_Challenge_. In the material below, find every line with "this" and pull it out.

_Excerpted data_.
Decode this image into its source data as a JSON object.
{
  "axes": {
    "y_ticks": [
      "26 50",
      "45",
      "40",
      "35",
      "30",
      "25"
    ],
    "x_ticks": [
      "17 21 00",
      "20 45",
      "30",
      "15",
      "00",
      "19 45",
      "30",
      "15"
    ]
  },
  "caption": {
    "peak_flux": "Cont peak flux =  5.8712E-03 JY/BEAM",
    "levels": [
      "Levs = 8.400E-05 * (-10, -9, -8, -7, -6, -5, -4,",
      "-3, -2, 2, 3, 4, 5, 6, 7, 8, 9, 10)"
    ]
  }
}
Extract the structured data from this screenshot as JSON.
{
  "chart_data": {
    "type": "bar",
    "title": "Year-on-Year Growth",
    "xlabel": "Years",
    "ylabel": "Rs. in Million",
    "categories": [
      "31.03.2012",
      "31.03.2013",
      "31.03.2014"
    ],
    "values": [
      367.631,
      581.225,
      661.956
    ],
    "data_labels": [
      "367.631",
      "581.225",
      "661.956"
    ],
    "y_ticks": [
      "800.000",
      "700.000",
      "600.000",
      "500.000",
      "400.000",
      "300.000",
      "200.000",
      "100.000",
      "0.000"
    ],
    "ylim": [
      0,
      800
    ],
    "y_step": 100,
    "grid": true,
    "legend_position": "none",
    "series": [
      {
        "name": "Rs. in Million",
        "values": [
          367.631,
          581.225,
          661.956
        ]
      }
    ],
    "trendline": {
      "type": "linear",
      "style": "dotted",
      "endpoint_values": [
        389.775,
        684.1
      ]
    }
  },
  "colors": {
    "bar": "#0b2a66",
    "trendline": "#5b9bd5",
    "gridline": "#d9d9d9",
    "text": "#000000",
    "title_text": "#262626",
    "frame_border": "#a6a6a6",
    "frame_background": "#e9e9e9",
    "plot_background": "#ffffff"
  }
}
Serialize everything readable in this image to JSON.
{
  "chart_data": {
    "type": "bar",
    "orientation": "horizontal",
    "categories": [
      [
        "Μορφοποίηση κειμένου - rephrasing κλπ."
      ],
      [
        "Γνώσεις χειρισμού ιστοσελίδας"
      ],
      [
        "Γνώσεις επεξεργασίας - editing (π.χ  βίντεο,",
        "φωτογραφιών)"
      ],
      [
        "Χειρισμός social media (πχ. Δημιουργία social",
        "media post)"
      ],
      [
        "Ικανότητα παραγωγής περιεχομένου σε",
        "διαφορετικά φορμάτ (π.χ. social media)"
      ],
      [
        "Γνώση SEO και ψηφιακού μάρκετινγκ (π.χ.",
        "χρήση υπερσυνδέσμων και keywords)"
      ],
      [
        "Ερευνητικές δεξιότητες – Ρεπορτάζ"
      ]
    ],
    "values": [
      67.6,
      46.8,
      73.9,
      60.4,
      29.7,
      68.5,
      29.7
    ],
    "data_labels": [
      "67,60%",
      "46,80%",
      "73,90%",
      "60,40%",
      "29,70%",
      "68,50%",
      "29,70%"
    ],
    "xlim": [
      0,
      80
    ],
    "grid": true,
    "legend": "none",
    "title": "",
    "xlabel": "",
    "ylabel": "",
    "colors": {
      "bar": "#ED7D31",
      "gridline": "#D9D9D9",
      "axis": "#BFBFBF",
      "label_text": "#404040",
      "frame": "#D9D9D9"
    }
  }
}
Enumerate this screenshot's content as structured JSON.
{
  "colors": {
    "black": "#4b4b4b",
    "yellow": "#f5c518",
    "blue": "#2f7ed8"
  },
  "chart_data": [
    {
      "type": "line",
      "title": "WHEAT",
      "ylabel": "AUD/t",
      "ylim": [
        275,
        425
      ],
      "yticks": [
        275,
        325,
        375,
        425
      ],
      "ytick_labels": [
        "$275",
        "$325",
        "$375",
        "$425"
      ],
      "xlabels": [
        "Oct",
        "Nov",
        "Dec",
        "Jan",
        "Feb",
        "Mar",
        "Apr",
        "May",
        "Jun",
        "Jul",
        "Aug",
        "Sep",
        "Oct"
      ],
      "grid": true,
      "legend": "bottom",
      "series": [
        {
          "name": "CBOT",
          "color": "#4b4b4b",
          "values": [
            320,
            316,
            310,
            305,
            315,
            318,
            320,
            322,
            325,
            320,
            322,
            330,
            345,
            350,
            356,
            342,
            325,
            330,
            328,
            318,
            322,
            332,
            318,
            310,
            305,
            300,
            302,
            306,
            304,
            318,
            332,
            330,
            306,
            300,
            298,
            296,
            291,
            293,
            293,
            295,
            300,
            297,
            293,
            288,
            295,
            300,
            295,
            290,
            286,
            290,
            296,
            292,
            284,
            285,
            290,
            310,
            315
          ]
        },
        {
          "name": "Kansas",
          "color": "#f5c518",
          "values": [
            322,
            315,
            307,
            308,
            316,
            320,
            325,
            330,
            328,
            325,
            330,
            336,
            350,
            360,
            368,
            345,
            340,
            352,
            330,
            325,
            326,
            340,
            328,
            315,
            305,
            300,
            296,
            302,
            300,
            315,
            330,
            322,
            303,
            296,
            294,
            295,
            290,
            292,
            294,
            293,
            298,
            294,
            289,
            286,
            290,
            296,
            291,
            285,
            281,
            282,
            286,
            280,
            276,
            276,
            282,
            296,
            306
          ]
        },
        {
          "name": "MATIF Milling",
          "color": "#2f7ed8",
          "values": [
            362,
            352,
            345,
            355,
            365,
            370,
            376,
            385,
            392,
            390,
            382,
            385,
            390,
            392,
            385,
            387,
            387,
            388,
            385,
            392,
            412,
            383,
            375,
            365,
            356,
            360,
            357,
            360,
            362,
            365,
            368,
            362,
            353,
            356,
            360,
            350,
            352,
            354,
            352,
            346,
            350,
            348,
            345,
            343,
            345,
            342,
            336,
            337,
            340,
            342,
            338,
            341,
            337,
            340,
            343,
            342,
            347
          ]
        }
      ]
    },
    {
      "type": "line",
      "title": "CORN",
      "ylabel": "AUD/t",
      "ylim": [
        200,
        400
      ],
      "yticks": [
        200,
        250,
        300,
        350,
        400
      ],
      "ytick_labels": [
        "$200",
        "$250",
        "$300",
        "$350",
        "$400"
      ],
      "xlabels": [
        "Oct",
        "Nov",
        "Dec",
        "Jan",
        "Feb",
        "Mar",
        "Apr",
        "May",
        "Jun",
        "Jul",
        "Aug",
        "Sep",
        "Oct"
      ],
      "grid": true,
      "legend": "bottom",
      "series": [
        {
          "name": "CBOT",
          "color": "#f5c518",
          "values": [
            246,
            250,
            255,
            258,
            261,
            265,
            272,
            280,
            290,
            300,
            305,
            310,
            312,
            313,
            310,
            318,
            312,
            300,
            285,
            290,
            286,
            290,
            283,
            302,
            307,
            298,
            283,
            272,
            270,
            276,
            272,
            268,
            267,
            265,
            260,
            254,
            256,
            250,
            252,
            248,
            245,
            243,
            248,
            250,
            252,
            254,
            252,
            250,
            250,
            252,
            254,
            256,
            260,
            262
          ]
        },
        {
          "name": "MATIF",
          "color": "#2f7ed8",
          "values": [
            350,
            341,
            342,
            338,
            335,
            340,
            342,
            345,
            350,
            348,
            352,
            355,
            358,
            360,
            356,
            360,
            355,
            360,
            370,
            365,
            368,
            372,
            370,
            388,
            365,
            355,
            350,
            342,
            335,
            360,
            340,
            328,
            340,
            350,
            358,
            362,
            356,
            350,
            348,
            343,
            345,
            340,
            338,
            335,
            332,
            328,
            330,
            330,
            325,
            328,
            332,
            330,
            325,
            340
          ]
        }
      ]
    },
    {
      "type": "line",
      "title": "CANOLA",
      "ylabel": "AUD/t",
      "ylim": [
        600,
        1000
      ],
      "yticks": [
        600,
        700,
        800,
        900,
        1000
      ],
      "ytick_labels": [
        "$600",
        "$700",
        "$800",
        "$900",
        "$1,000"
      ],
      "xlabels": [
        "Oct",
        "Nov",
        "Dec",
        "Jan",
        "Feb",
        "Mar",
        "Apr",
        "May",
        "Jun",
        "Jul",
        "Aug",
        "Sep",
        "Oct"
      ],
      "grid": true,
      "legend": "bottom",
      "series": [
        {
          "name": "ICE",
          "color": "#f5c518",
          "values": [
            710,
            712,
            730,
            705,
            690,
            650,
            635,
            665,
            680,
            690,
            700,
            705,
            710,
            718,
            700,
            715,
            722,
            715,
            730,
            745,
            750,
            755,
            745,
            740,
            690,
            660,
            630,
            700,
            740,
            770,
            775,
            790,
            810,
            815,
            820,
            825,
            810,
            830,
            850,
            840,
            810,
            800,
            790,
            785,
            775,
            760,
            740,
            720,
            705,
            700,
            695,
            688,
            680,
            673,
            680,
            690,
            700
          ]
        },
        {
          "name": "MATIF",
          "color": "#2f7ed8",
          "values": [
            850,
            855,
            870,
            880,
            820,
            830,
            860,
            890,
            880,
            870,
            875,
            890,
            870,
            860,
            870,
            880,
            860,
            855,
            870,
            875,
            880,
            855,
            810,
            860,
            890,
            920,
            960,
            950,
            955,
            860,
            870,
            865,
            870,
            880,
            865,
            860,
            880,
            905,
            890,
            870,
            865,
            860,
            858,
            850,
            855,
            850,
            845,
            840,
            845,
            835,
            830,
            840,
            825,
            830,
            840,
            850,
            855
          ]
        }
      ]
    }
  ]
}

_Answer to the task_.
Decode this image into its source data as a JSON object.
Extract the structured data from this screenshot as JSON.
Serialize everything readable in this image to JSON.
Enumerate this screenshot's content as structured JSON.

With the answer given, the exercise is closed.